DATA LINES:
────────────────────

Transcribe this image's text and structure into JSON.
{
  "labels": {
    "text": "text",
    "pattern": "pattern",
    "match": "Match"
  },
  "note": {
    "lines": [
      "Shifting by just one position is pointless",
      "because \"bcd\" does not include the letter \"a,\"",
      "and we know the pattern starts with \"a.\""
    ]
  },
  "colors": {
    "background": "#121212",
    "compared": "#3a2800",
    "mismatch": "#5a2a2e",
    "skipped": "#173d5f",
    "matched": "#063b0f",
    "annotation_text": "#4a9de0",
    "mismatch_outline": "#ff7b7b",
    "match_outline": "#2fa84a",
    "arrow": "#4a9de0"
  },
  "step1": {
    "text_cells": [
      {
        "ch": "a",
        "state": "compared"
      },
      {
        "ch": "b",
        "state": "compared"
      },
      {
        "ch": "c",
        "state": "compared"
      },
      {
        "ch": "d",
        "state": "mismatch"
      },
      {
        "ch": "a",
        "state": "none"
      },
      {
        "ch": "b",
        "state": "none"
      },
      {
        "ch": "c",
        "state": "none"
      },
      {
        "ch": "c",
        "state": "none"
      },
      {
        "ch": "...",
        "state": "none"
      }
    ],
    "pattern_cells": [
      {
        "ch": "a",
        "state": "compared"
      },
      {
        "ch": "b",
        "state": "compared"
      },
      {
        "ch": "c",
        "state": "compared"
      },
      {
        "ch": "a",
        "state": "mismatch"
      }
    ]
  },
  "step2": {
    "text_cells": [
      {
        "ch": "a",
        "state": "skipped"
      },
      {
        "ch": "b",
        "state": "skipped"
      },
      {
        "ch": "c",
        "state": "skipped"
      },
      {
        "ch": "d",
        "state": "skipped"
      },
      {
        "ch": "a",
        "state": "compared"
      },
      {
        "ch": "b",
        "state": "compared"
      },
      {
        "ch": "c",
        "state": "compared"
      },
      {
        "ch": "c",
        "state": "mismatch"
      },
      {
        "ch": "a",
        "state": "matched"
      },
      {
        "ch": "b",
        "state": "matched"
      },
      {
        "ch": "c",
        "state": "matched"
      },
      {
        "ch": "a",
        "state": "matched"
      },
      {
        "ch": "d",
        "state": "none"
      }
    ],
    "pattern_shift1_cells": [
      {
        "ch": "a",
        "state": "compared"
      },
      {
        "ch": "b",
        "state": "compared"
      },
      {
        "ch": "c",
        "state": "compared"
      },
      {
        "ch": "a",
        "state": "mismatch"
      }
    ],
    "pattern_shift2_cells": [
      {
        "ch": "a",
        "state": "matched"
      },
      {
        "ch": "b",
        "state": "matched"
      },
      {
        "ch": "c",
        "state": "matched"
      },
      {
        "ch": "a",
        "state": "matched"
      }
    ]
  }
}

────────────────────

TO BE DONE:
All entries shown above should be printed again exactly.

WRITTEN ANSWER:
Transcribe this image's text and structure into JSON.
{
  "labels": {
    "text": "text",
    "pattern": "pattern",
    "match": "Match"
  },
  "note": {
    "lines": [
      "Shifting by just one position is pointless",
      "because \"bcd\" does not include the letter \"a,\"",
      "and we know the pattern starts with \"a.\""
    ]
  },
  "colors": {
    "background": "#121212",
    "compared": "#3a2800",
    "mismatch": "#5a2a2e",
    "skipped": "#173d5f",
    "matched": "#063b0f",
    "annotation_text": "#4a9de0",
    "mismatch_outline": "#ff7b7b",
    "match_outline": "#2fa84a",
    "arrow": "#4a9de0"
  },
  "step1": {
    "text_cells": [
      {
        "ch": "a",
        "state": "compared"
      },
      {
        "ch": "b",
        "state": "compared"
      },
      {
        "ch": "c",
        "state": "compared"
      },
      {
        "ch": "d",
        "state": "mismatch"
      },
      {
        "ch": "a",
        "state": "none"
      },
      {
        "ch": "b",
        "state": "none"
      },
      {
        "ch": "c",
        "state": "none"
      },
      {
        "ch": "c",
        "state": "none"
      },
      {
        "ch": "...",
        "state": "none"
      }
    ],
    "pattern_cells": [
      {
        "ch": "a",
        "state": "compared"
      },
      {
        "ch": "b",
        "state": "compared"
      },
      {
        "ch": "c",
        "state": "compared"
      },
      {
        "ch": "a",
        "state": "mismatch"
      }
    ]
  },
  "step2": {
    "text_cells": [
      {
        "ch": "a",
        "state": "skipped"
      },
      {
        "ch": "b",
        "state": "skipped"
      },
      {
        "ch": "c",
        "state": "skipped"
      },
      {
        "ch": "d",
        "state": "skipped"
      },
      {
        "ch": "a",
        "state": "compared"
      },
      {
        "ch": "b",
        "state": "compared"
      },
      {
        "ch": "c",
        "state": "compared"
      },
      {
        "ch": "c",
        "state": "mismatch"
      },
      {
        "ch": "a",
        "state": "matched"
      },
      {
        "ch": "b",
        "state": "matched"
      },
      {
        "ch": "c",
        "state": "matched"
      },
      {
        "ch": "a",
        "state": "matched"
      },
      {
        "ch": "d",
        "state": "none"
      }
    ],
    "pattern_shift1_cells": [
      {
        "ch": "a",
        "state": "compared"
      },
      {
        "ch": "b",
        "state": "compared"
      },
      {
        "ch": "c",
        "state": "compared"
      },
      {
        "ch": "a",
        "state": "mismatch"
      }
    ],
    "pattern_shift2_cells": [
      {
        "ch": "a",
        "state": "matched"
      },
      {
        "ch": "b",
        "state": "matched"
      },
      {
        "ch": "c",
        "state": "matched"
      },
      {
        "ch": "a",
        "state": "matched"
      }
    ]
  }
}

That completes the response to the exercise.